— Provided entries —
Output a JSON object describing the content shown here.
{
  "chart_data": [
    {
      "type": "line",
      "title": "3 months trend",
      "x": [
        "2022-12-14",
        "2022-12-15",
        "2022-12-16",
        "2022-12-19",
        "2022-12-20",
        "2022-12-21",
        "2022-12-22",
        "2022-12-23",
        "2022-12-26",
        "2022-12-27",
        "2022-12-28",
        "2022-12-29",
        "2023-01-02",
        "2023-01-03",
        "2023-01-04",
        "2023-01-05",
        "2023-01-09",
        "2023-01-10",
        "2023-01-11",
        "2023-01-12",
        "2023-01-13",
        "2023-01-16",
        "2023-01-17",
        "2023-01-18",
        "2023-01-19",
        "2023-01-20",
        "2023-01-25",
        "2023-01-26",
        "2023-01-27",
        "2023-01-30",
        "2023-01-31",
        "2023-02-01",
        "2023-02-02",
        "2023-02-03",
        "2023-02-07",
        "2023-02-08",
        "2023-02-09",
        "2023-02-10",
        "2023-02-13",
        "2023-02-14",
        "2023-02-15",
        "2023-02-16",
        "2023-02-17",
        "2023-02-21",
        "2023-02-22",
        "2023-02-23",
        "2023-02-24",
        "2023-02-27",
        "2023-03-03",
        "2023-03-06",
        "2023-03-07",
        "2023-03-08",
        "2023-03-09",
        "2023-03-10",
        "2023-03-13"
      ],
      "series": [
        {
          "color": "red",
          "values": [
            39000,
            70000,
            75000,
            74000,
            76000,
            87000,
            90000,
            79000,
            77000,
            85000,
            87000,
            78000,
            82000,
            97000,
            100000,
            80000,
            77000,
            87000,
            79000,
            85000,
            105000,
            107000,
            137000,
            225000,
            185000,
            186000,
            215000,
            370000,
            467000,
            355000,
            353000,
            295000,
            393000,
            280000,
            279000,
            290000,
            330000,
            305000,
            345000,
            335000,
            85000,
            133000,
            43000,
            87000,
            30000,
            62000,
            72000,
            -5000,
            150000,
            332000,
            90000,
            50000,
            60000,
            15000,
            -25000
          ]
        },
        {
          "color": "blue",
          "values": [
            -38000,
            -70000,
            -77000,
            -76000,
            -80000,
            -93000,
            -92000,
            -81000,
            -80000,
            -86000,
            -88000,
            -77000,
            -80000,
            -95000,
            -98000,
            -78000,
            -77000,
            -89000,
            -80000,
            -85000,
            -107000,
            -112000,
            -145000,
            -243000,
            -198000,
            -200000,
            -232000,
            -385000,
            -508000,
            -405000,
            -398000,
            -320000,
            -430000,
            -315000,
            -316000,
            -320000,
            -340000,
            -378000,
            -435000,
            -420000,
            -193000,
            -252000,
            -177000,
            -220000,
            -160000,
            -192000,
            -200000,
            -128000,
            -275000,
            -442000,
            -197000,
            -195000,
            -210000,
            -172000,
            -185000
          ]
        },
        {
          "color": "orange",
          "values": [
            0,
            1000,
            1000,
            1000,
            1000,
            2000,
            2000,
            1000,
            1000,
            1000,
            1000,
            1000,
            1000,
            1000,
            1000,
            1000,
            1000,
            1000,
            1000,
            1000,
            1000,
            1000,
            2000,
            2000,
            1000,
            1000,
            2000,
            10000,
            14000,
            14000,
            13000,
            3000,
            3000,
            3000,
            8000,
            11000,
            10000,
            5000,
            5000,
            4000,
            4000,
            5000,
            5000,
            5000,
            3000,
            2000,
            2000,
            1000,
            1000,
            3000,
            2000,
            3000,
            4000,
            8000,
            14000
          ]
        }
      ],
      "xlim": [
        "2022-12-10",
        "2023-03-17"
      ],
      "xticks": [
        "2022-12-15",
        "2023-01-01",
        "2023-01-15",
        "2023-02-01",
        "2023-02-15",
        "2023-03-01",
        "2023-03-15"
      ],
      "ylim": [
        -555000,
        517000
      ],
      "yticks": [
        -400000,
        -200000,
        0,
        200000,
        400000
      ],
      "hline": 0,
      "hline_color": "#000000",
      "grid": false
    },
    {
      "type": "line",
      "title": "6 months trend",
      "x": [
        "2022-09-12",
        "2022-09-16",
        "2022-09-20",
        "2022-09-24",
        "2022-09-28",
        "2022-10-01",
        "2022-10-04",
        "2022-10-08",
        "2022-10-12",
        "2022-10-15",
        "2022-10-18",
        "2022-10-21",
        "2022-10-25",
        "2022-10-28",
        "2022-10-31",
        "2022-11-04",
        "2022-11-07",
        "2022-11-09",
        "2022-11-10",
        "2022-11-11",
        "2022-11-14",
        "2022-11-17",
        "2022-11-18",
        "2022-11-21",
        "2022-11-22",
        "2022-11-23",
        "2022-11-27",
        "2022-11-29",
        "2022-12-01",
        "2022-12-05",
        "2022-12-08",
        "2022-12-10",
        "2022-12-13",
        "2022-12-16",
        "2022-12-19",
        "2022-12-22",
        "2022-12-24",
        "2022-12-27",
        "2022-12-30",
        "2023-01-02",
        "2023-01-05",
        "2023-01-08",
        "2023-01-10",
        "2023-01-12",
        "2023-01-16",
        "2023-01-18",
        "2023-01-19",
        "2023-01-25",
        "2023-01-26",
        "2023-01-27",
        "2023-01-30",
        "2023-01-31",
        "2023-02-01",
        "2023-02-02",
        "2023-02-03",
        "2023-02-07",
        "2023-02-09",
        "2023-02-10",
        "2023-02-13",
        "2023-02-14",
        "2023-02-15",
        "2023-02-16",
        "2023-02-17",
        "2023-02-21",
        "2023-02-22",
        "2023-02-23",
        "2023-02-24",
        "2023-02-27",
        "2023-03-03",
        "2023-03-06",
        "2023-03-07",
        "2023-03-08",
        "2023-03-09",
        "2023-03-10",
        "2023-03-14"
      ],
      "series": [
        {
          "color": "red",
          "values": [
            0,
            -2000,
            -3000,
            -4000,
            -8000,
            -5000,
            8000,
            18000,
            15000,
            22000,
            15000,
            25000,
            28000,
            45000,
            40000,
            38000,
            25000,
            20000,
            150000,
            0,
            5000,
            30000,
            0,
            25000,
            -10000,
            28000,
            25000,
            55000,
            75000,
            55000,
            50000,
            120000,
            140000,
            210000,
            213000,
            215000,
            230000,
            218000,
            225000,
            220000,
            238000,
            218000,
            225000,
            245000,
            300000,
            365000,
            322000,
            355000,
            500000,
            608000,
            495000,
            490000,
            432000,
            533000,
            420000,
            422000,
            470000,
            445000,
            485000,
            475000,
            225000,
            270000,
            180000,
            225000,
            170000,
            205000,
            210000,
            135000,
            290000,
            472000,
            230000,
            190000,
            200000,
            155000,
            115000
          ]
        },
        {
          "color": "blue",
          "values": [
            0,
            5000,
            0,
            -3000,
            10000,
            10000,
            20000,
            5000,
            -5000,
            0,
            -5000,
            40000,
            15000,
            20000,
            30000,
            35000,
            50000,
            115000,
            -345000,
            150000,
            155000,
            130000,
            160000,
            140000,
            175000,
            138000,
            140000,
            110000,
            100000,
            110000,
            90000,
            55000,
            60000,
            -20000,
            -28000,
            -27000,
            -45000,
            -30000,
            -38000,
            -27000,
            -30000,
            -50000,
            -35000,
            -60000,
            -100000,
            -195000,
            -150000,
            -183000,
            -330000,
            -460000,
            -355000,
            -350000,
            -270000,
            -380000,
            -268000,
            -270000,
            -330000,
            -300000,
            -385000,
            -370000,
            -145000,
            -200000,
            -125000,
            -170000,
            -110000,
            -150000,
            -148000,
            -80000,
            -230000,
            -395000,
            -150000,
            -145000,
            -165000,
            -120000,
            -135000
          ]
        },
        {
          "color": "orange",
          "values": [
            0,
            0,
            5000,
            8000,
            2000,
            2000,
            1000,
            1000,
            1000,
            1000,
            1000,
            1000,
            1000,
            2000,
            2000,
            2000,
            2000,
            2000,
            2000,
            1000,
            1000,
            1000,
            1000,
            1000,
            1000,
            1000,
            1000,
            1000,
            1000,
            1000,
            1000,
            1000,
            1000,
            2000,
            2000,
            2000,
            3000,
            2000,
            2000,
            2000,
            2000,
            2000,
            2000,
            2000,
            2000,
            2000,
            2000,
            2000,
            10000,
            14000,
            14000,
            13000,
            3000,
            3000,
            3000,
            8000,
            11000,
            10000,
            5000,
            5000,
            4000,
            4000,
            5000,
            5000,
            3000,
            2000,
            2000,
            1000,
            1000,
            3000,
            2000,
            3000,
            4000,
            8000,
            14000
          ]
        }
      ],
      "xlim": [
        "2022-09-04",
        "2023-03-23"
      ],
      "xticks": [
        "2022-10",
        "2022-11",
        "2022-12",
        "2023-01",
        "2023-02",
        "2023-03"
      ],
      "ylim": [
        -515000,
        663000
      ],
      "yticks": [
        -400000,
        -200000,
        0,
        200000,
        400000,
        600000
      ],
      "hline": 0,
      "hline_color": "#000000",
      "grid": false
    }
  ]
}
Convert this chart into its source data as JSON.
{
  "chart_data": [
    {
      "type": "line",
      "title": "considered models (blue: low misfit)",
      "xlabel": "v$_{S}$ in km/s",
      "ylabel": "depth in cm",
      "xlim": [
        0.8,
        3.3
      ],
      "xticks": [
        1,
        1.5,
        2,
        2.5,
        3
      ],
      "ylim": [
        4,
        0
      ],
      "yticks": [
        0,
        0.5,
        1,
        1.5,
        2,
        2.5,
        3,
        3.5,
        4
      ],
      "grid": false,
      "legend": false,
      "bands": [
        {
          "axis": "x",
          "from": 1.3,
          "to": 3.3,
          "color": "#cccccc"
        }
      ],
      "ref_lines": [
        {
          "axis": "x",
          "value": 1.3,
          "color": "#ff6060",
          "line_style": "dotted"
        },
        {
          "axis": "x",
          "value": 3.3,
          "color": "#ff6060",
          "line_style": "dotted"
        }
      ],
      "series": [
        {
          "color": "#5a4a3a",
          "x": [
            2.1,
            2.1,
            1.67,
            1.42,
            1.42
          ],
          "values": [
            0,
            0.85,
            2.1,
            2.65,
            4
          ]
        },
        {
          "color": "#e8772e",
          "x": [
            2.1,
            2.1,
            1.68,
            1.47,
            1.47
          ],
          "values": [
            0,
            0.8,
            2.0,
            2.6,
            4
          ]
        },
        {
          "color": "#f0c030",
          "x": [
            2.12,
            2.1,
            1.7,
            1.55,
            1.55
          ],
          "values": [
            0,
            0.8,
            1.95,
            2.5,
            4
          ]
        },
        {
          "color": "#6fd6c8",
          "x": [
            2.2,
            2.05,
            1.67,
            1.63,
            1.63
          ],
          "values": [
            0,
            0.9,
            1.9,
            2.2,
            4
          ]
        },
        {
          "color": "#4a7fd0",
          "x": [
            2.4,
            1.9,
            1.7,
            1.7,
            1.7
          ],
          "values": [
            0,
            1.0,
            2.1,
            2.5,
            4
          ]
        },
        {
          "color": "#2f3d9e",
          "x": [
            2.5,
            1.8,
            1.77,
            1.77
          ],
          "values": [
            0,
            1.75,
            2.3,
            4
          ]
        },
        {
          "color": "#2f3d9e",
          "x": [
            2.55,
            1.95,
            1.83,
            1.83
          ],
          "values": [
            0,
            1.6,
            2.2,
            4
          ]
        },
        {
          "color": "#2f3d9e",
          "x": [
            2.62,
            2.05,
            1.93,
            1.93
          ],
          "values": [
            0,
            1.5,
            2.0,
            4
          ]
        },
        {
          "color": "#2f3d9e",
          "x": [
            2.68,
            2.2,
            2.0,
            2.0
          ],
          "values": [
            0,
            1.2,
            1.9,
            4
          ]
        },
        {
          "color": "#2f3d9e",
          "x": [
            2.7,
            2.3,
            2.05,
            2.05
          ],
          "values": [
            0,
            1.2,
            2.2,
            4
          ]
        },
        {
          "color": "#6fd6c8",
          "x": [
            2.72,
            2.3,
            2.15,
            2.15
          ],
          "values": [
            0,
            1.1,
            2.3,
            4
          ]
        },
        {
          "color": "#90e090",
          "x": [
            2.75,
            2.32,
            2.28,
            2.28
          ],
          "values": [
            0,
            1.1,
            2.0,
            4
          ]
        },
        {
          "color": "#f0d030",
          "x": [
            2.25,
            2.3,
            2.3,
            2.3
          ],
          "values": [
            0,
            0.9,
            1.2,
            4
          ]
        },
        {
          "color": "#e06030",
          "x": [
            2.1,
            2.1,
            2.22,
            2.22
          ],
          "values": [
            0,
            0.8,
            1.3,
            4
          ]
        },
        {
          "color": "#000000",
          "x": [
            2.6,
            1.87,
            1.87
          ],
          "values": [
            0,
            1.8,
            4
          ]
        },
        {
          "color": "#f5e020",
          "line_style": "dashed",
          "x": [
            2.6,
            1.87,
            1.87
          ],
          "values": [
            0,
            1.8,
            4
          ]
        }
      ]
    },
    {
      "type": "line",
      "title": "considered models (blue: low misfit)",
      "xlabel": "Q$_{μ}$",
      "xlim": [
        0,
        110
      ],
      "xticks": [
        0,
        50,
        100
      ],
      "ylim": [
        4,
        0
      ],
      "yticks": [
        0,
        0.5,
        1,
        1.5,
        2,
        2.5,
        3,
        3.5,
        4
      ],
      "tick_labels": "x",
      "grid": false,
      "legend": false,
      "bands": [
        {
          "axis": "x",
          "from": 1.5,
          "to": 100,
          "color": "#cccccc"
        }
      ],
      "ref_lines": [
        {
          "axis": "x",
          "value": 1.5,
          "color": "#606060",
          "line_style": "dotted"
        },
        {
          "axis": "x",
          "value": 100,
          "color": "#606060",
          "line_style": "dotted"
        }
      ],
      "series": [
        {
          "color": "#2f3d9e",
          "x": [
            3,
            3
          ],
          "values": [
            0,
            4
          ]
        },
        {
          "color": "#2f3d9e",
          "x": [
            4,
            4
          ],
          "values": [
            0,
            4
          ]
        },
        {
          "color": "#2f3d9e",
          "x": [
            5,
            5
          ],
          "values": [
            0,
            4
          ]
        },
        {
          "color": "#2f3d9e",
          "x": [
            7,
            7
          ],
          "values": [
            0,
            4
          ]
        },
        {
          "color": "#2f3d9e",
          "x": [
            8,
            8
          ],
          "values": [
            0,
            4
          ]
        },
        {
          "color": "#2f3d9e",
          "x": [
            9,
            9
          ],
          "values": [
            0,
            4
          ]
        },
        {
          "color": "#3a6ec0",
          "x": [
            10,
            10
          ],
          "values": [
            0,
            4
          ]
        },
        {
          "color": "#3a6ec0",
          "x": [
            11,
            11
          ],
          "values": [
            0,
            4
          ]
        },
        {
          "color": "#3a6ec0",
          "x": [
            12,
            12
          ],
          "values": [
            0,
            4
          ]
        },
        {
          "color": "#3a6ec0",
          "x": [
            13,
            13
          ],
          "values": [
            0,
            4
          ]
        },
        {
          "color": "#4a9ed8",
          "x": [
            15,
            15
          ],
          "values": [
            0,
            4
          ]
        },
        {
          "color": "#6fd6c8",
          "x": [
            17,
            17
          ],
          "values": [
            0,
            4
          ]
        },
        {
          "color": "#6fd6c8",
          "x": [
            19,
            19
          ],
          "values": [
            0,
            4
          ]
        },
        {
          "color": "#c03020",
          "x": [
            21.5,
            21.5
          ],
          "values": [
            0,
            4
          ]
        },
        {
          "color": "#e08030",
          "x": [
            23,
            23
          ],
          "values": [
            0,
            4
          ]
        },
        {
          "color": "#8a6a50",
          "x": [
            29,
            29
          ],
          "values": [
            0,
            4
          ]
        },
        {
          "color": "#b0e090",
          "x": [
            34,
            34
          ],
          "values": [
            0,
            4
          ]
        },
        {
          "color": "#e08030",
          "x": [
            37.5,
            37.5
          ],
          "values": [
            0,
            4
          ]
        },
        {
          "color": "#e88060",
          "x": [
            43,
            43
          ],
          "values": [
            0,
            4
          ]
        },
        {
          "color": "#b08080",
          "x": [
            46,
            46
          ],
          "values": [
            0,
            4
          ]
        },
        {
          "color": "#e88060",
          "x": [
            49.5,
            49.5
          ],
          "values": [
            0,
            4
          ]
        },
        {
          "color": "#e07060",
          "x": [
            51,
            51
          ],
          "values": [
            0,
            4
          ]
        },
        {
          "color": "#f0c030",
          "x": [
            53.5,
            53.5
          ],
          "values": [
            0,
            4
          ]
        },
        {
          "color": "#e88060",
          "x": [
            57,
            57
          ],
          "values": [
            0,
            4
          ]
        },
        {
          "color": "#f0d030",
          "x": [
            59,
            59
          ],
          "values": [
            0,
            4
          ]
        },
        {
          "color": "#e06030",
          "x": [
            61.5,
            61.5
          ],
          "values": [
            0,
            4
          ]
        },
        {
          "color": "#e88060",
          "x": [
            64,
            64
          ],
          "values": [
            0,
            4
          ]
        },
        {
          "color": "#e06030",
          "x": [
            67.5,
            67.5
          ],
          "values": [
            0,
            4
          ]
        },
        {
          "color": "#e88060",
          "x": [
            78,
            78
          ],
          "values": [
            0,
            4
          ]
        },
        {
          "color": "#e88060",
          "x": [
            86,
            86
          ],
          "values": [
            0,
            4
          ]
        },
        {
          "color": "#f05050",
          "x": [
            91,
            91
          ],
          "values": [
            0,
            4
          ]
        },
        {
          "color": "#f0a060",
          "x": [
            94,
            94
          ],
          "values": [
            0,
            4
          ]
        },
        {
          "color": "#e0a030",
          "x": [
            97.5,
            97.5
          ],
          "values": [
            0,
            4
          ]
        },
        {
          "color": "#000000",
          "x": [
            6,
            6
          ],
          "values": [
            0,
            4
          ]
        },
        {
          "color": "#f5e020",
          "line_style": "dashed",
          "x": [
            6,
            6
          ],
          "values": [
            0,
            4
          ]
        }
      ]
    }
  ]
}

— Problem details —
Tally the lines in this data that hold the word "trend" and state only the count.

— Correct result —
2